== Excerpted passage ==
※
But held that the provision of Sec. 3679, Rev. Sts., the main object of which was to protect the United States from arbitrary expenditures and improvident pecuniary obligations on the part of executive officials, would not preclude the taking from a citizen, by the authority of the Secretary of War, of a lease for five or more years, of land required for military purposes, where no rent whatever was reserved therein, or where the rent reserved was a mere nominal sum inserted by way of formal consideration-as one dollar per annum. XLII, 564, April, 1880.

887. Where an appropriation act for a certain fiscal year appropriated a certain sum for an arsenal, which was insufficient to complete the proposed edifice, held, in view of the provisions of Secs. 3679 and 3733, Rev. Sts., that the Secretary of War, or the ordnance officer in charge of the work, would not be authorized to enter into a contract for the building of the entire structure, but could legally contract only for the building of such portion as could be constructed for the amount appropriated.' XXXIX, 612, July, 1878.

888. Although public contracts cannot in general be made in advance of, or in the absence of, a proper appropriation for the purpose, or other special statutory authority, yet from this rule are expressly excepted, by Sec. 3732, Rev. Sts., military (and naval) contracts "for clothing, subsistence, forage, fuel, quarters, or transportation," which, however, it is added, "shall not exceed the necessities of the current year."" Such contracts may therefore be entered into irrespective of the adequacy of the appropriations, or entirely on credit, where Congress has omitted (as it did in the session ending March 4, 1877) to make any appropriations at all for the army for a fiscal year. But held that by the term "current year" was to be understood current fiscal year, and that, in the excepted cases, the military authorities could bind the Government by contracts only for necessary supplies for the fiscal year in which such contracts were made. XXXVIII, 504, March, 1877; XLII. 135, January, 1875.

89. In view of the provision of Sec. 3732, Rev. Sts. (and see Sec. 3679),—until an adequate appropriation applicable to the subject has been made by Congress, there can be (except as specified in Sec. 3732) no contract entered into with regard to such subject, and properly no award or acceptance of bid. L. 388, June, 1886.

See the opinion of the Attorney General in 15 Opins., 235.

As to the reason of this statute, see the opinion of Nelson, J., in the case of The Floyd Acceptances, 7 Wallace, 666, 685.

To a similar effect, see subsequent opinions of the Attorney General in 15 Opins., 124, 209.

890. Sec. 4 of the River and Harbor Appropriation Act of August 5, 1886, provides that "The Secretary of War shall prescribe such rules and regulations as may be necessary to secure a judicious and economical expenditure of the money herein appropriated." Regulations being inferior and subordinate to statute, this provision can authorize no departure from the statutory injunctions governing public contracts, as for example such as are contained in Secs. 3678, 3679, 3717 and 3732, Rev. Sts. And held particularly that such provision would not authorize a regulation permitting the aggregating in one contract of agreements for the supplying of the materials or labor required for a number of distinct works, since such a contract would be in contravention of Sec. 3717, Rev. Sts., prescribing a separate contract “for each class of material or labor for each work.”1 But remarked that sec. 5 of the act cited permitted a departure from the contract system whenever any other method is more economical and advantageous to the government. LIII, 7, September, 1886.
※
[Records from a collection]
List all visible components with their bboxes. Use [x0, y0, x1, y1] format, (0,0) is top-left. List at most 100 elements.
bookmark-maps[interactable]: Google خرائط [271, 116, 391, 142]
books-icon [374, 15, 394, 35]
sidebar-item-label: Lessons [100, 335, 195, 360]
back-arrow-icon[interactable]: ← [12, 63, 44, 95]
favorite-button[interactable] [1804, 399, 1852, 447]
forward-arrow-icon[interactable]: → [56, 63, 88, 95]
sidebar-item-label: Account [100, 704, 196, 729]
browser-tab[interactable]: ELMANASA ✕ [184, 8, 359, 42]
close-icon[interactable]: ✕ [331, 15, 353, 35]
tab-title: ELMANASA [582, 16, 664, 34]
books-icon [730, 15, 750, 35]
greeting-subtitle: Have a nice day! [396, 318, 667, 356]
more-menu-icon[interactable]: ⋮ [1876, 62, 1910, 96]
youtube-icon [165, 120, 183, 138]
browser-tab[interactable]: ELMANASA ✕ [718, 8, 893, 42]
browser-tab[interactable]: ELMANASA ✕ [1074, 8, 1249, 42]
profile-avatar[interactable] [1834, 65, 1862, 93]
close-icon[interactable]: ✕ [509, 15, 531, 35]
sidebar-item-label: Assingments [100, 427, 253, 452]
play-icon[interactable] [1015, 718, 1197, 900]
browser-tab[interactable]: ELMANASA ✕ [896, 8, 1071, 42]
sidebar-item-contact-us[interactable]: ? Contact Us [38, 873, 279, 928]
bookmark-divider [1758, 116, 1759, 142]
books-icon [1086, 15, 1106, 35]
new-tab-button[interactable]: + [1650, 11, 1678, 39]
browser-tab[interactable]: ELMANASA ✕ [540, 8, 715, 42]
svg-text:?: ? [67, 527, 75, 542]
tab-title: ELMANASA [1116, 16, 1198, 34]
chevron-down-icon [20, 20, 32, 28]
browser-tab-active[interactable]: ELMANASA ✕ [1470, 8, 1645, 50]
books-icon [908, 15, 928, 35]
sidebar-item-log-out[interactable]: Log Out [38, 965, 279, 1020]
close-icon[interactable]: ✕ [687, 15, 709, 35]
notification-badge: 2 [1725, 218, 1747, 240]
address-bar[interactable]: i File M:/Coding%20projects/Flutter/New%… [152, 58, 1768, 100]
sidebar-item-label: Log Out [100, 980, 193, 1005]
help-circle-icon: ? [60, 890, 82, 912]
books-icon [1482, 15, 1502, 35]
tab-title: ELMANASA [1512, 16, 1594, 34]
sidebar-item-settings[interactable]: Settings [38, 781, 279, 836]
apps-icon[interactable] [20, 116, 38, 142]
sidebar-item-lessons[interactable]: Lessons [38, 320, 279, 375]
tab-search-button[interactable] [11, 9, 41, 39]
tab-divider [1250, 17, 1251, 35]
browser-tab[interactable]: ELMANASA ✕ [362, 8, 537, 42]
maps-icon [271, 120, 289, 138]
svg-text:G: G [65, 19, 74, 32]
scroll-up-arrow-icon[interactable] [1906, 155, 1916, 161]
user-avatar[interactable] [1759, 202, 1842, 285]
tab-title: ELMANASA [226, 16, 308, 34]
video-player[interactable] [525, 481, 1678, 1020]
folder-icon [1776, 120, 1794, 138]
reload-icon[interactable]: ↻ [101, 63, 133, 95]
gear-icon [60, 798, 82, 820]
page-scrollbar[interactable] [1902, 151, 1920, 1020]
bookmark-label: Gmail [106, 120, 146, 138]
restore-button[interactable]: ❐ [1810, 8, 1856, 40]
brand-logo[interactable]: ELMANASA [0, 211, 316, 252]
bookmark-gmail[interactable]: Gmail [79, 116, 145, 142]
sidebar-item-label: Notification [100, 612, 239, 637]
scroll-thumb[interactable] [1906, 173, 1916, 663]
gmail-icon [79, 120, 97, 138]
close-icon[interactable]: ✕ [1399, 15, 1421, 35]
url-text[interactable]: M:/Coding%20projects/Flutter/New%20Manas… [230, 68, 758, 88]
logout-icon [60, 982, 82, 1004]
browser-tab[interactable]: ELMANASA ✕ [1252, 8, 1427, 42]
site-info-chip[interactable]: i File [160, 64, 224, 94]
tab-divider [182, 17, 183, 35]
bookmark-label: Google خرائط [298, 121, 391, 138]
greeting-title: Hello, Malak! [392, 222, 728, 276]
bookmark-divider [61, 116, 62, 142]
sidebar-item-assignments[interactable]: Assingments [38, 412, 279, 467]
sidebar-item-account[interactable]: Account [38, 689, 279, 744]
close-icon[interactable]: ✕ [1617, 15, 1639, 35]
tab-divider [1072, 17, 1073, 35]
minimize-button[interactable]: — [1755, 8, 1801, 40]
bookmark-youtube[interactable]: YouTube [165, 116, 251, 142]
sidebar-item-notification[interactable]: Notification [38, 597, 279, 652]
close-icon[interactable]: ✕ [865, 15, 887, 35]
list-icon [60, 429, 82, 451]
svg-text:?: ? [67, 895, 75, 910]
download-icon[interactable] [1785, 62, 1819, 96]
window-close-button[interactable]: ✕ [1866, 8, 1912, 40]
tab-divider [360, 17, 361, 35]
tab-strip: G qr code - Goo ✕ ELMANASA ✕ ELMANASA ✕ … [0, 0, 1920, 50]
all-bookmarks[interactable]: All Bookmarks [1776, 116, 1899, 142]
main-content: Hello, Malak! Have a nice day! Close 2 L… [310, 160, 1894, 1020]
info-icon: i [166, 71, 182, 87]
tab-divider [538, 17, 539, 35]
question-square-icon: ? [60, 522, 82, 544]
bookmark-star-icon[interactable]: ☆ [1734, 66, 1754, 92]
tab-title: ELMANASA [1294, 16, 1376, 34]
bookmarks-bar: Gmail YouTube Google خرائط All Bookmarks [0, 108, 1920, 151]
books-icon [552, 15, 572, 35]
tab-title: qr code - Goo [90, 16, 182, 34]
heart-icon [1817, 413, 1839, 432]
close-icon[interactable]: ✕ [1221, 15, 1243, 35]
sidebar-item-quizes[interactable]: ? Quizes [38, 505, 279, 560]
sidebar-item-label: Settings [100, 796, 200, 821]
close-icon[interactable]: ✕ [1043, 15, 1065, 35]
※
== Work instructions ==
1. List every section of the Revised Statutes that the passage on public contracts and appropriations cites by number.
2. In the passage on public contracts and appropriations, quote the text from "See the opinion of the" up to and including "Wallace, 666, 685.".
3. Extend the passage on public contracts and appropriations beyond its final sentence.

== Exercise responses ==
1. Sec. 3678, Sec. 3679, Sec. 3717, Sec. 3732, Sec. 3733

2.
See the opinion of the Attorney General in 15 Opins., 235.

As to the reason of this statute, see the opinion of Nelson, J., in the case of The Floyd Acceptances, 7 Wallace, 666, 685.

3.
891. By the River and Harbor Act of September 19, 1890, the Secretary of War was authorized to enter into contract for a certain improvement of the Delaware River, "the work to be paid for as appropriations may from time to time be made by law." A contract was entered into for the whole work at a cost largely in excess of the appropriation available. It provided that when appropriations permitted, monthly payments should be made, ten per cent thereof to be "reserved,” and that if payment be discontinued for a period of one year owing to lack of funds, the total amount reserved from previous payments should be paid to the contractor. On the question whether the amounts so reserved could be used in paying for work not yet appropriated for, held that to do so would involve a violation of the contract entered into, and would operate indirectly as a payment for work in advance of an appropriation therefor. Card 620, November, 1894.

892. Sec. 3733, Rev. Sts., provides that-"No contract shall be entered into for the erection, &c., of any public building, &c., which shall bind the Government to pay a larger sum of money than the amount in the Treasury appropriated for the specific purpose." By an act of June 16, 1890, the Secretary of War was authorized to cause to be erected at the National Armory at Springfield, Mass., a building for machine shops, &c., not to cost over a specified total of about two hundred and twelve thousand dollars. By a subsequent appropriation act of the same year (of August 30, 1890) an appropriation was made of $100,000 "to commence the erection" of the same building. As it was thus quite evidently contemplated by Congress that the further 1 1 Such a contract is now permitted by sec. 2, act of Sept. 19, 1890 (26 Stats., 452).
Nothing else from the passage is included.